DATA SECTION:
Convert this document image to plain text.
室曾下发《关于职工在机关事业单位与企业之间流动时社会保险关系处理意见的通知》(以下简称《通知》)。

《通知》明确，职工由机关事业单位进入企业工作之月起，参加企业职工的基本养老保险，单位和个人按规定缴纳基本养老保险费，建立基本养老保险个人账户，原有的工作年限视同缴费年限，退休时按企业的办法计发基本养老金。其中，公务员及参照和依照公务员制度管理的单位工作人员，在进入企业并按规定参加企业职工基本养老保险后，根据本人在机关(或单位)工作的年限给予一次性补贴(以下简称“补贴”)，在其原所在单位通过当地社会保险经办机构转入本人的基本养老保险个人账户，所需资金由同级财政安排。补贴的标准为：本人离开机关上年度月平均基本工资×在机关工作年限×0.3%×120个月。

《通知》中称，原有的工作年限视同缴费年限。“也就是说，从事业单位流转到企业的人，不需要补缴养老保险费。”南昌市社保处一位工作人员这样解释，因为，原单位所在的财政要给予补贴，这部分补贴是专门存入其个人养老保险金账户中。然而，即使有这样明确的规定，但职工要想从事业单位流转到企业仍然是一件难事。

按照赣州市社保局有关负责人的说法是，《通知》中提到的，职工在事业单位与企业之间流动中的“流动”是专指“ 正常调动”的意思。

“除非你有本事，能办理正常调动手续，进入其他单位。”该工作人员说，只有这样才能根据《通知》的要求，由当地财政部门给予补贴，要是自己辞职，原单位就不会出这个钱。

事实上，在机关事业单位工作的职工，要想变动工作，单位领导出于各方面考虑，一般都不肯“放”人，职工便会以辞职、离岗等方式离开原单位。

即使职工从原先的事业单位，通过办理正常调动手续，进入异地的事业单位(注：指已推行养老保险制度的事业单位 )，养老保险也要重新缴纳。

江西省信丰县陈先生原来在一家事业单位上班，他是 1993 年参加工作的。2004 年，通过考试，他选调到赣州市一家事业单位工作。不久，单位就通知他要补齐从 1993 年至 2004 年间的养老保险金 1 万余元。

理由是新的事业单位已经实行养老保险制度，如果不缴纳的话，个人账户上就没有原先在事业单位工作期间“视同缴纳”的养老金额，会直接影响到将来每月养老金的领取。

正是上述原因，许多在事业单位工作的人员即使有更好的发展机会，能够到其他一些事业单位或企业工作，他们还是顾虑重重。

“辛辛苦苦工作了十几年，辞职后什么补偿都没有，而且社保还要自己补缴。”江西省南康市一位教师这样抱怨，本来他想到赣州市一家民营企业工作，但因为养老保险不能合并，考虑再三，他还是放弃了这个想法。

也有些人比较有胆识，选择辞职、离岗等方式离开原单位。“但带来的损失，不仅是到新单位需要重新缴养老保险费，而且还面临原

WHAT TO WORK ON:
Nothing should be left out: repeat all of the data exactly.

FINISHED ANSWER:
Convert this document image to plain text.
室曾下发《关于职工在机关事业单位与企业之间流动时社会保险关系处理意见的通知》(以下简称《通知》)。

《通知》明确，职工由机关事业单位进入企业工作之月起，参加企业职工的基本养老保险，单位和个人按规定缴纳基本养老保险费，建立基本养老保险个人账户，原有的工作年限视同缴费年限，退休时按企业的办法计发基本养老金。其中，公务员及参照和依照公务员制度管理的单位工作人员，在进入企业并按规定参加企业职工基本养老保险后，根据本人在机关(或单位)工作的年限给予一次性补贴(以下简称“补贴”)，在其原所在单位通过当地社会保险经办机构转入本人的基本养老保险个人账户，所需资金由同级财政安排。补贴的标准为：本人离开机关上年度月平均基本工资×在机关工作年限×0.3%×120个月。

《通知》中称，原有的工作年限视同缴费年限。“也就是说，从事业单位流转到企业的人，不需要补缴养老保险费。”南昌市社保处一位工作人员这样解释，因为，原单位所在的财政要给予补贴，这部分补贴是专门存入其个人养老保险金账户中。然而，即使有这样明确的规定，但职工要想从事业单位流转到企业仍然是一件难事。

按照赣州市社保局有关负责人的说法是，《通知》中提到的，职工在事业单位与企业之间流动中的“流动”是专指“ 正常调动”的意思。

“除非你有本事，能办理正常调动手续，进入其他单位。”该工作人员说，只有这样才能根据《通知》的要求，由当地财政部门给予补贴，要是自己辞职，原单位就不会出这个钱。

事实上，在机关事业单位工作的职工，要想变动工作，单位领导出于各方面考虑，一般都不肯“放”人，职工便会以辞职、离岗等方式离开原单位。

即使职工从原先的事业单位，通过办理正常调动手续，进入异地的事业单位(注：指已推行养老保险制度的事业单位 )，养老保险也要重新缴纳。

江西省信丰县陈先生原来在一家事业单位上班，他是 1993 年参加工作的。2004 年，通过考试，他选调到赣州市一家事业单位工作。不久，单位就通知他要补齐从 1993 年至 2004 年间的养老保险金 1 万余元。

理由是新的事业单位已经实行养老保险制度，如果不缴纳的话，个人账户上就没有原先在事业单位工作期间“视同缴纳”的养老金额，会直接影响到将来每月养老金的领取。

正是上述原因，许多在事业单位工作的人员即使有更好的发展机会，能够到其他一些事业单位或企业工作，他们还是顾虑重重。

“辛辛苦苦工作了十几年，辞职后什么补偿都没有，而且社保还要自己补缴。”江西省南康市一位教师这样抱怨，本来他想到赣州市一家民营企业工作，但因为养老保险不能合并，考虑再三，他还是放弃了这个想法。

也有些人比较有胆识，选择辞职、离岗等方式离开原单位。“但带来的损失，不仅是到新单位需要重新缴养老保险费，而且还面临原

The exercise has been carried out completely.